Wherever "магадлалтай" appears in a line, list that line.
=-=-=-=-=
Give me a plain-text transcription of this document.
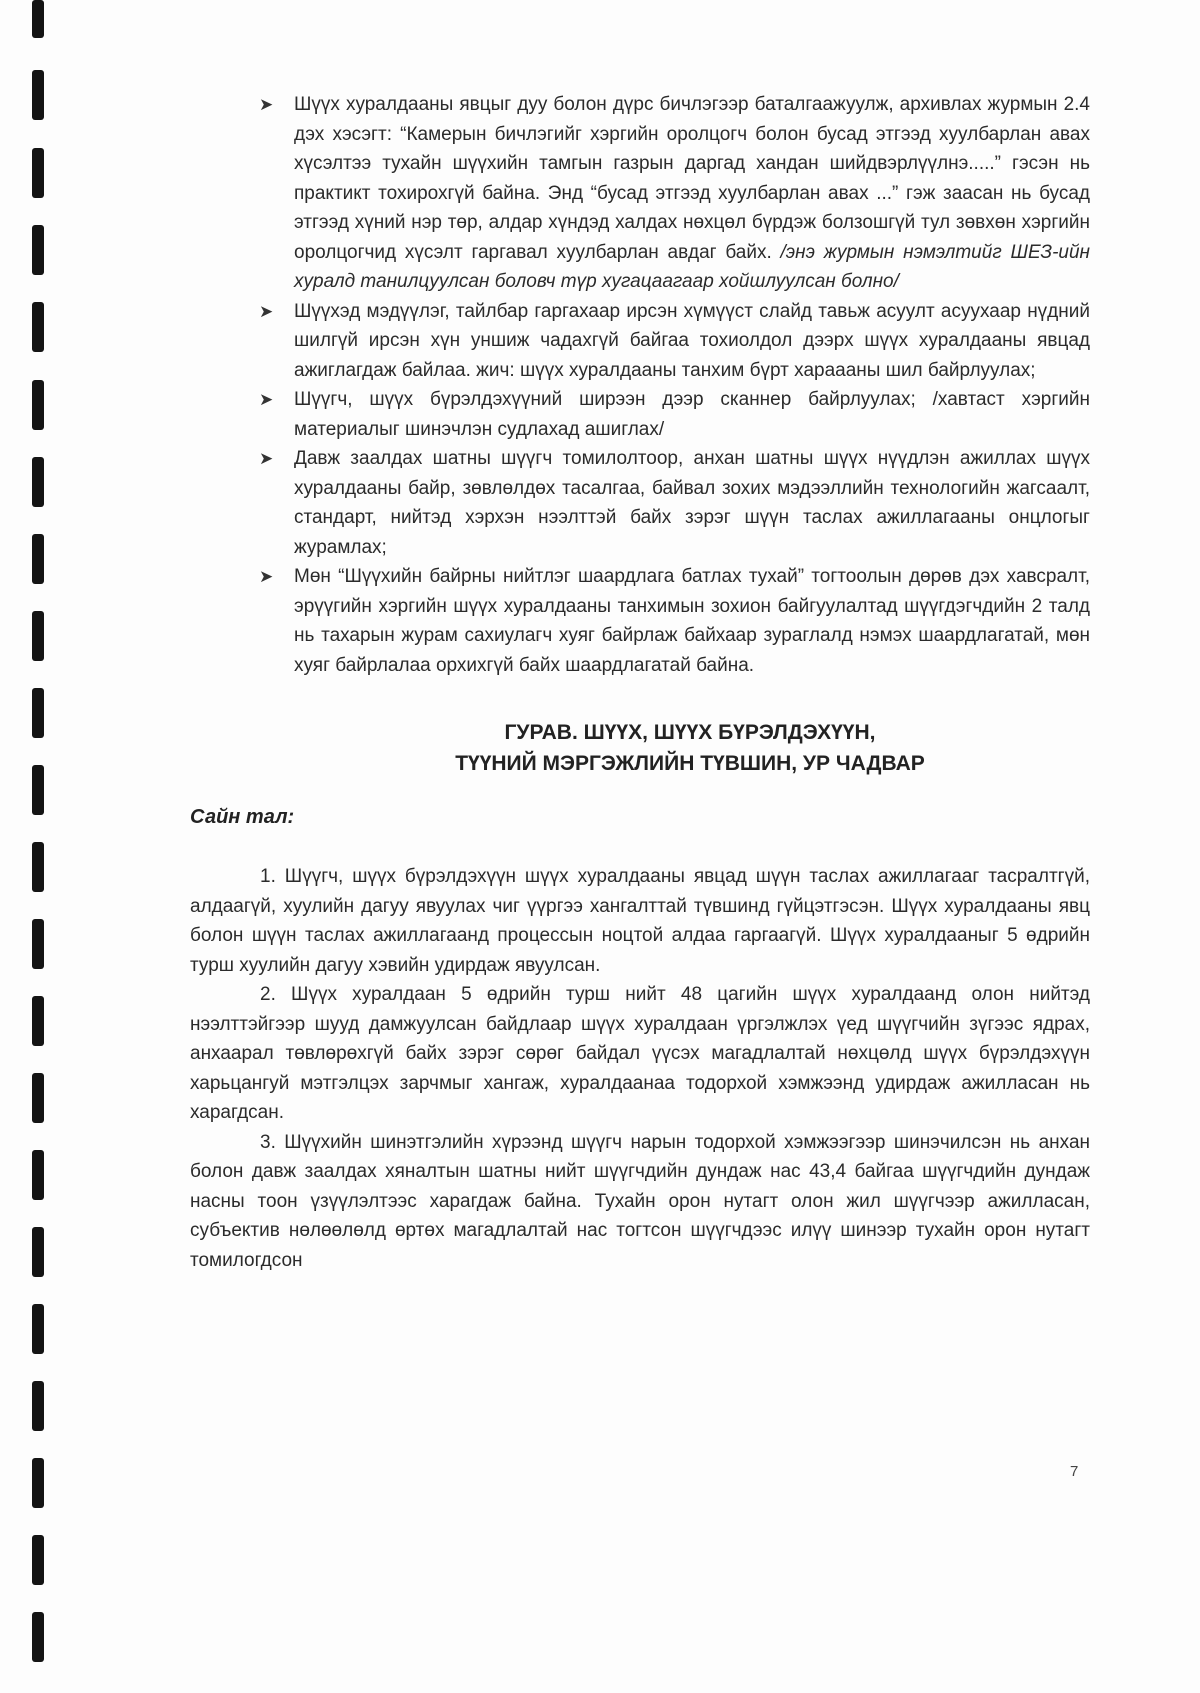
➤ Шүүх хуралдааны явцыг дуу болон дүрс бичлэгээр баталгаажуулж, архивлах журмын 2.4 дэх хэсэгт: “Камерын бичлэгийг хэргийн оролцогч болон бусад этгээд хуулбарлан авах хүсэлтээ тухайн шүүхийн тамгын газрын даргад хандан шийдвэрлүүлнэ.....” гэсэн нь практикт тохирохгүй байна. Энд “бусад этгээд хуулбарлан авах ...” гэж заасан нь бусад этгээд хүний нэр төр, алдар хүндэд халдах нөхцөл бүрдэж болзошгүй тул зөвхөн хэргийн оролцогчид хүсэлт гаргавал хуулбарлан авдаг байх. /энэ журмын нэмэлтийг ШЕЗ-ийн хуралд танилцуулсан боловч түр хугацаагаар хойшлуулсан болно/

➤ Шүүхэд мэдүүлэг, тайлбар гаргахаар ирсэн хүмүүст слайд тавьж асуулт асуухаар нүдний шилгүй ирсэн хүн уншиж чадахгүй байгаа тохиолдол дээрх шүүх хуралдааны явцад ажиглагдаж байлаа. жич: шүүх хуралдааны танхим бүрт хараааны шил байрлуулах;

➤ Шүүгч, шүүх бүрэлдэхүүний ширээн дээр сканнер байрлуулах; /хавтаст хэргийн материалыг шинэчлэн судлахад ашиглах/

➤ Давж заалдах шатны шүүгч томилолтоор, анхан шатны шүүх нүүдлэн ажиллах шүүх хуралдааны байр, зөвлөлдөх тасалгаа, байвал зохих мэдээллийн технологийн жагсаалт, стандарт, нийтэд хэрхэн нээлттэй байх зэрэг шүүн таслах ажиллагааны онцлогыг журамлах;

➤ Мөн “Шүүхийн байрны нийтлэг шаардлага батлах тухай” тогтоолын дөрөв дэх хавсралт, эрүүгийн хэргийн шүүх хуралдааны танхимын зохион байгуулалтад шүүгдэгчдийн 2 талд нь тахарын журам сахиулагч хуяг байрлаж байхаар зураглалд нэмэх шаардлагатай, мөн хуяг байрлалаа орхихгүй байх шаардлагатай байна.

ГУРАВ. ШҮҮХ, ШҮҮХ БҮРЭЛДЭХҮҮН,
ТҮҮНИЙ МЭРГЭЖЛИЙН ТҮВШИН, УР ЧАДВАР
Сайн тал:

1. Шүүгч, шүүх бүрэлдэхүүн шүүх хуралдааны явцад шүүн таслах ажиллагааг тасралтгүй, алдаагүй, хуулийн дагуу явуулах чиг үүргээ хангалттай түвшинд гүйцэтгэсэн. Шүүх хуралдааны явц болон шүүн таслах ажиллагаанд процессын ноцтой алдаа гаргаагүй. Шүүх хуралдааныг 5 өдрийн турш хуулийн дагуу хэвийн удирдаж явуулсан.

2. Шүүх хуралдаан 5 өдрийн турш нийт 48 цагийн шүүх хуралдаанд олон нийтэд нээлттэйгээр шууд дамжуулсан байдлаар шүүх хуралдаан үргэлжлэх үед шүүгчийн зүгээс ядрах, анхаарал төвлөрөхгүй байх зэрэг сөрөг байдал үүсэх магадлалтай нөхцөлд шүүх бүрэлдэхүүн харьцангуй мэтгэлцэх зарчмыг хангаж, хуралдаанаа тодорхой хэмжээнд удирдаж ажилласан нь харагдсан.

3. Шүүхийн шинэтгэлийн хүрээнд шүүгч нарын тодорхой хэмжээгээр шинэчилсэн нь анхан болон давж заалдах хяналтын шатны нийт шүүгчдийн дундаж нас 43,4 байгаа шүүгчдийн дундаж насны тоон үзүүлэлтээс харагдаж байна. Тухайн орон нутагт олон жил шүүгчээр ажилласан, субъектив нөлөөлөлд өртөх магадлалтай нас тогтсон шүүгчдээс илүү шинээр тухайн орон нутагт томилогдсон

7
=-=-=-=-=
- [The answer]
2. Шүүх хуралдаан 5 өдрийн турш нийт 48 цагийн шүүх хуралдаанд олон нийтэд нээлттэйгээр шууд дамжуулсан байдлаар шүүх хуралдаан үргэлжлэх үед шүүгчийн зүгээс ядрах, анхаарал төвлөрөхгүй байх зэрэг сөрөг байдал үүсэх магадлалтай нөхцөлд шүүх бүрэлдэхүүн харьцангуй мэтгэлцэх зарчмыг хангаж, хуралдаанаа тодорхой хэмжээнд удирдаж ажилласан нь харагдсан.
3. Шүүхийн шинэтгэлийн хүрээнд шүүгч нарын тодорхой хэмжээгээр шинэчилсэн нь анхан болон давж заалдах хяналтын шатны нийт шүүгчдийн дундаж нас 43,4 байгаа шүүгчдийн дундаж насны тоон үзүүлэлтээс харагдаж байна. Тухайн орон нутагт олон жил шүүгчээр ажилласан, субъектив нөлөөлөлд өртөх магадлалтай нас тогтсон шүүгчдээс илүү шинээр тухайн орон нутагт томилогдсон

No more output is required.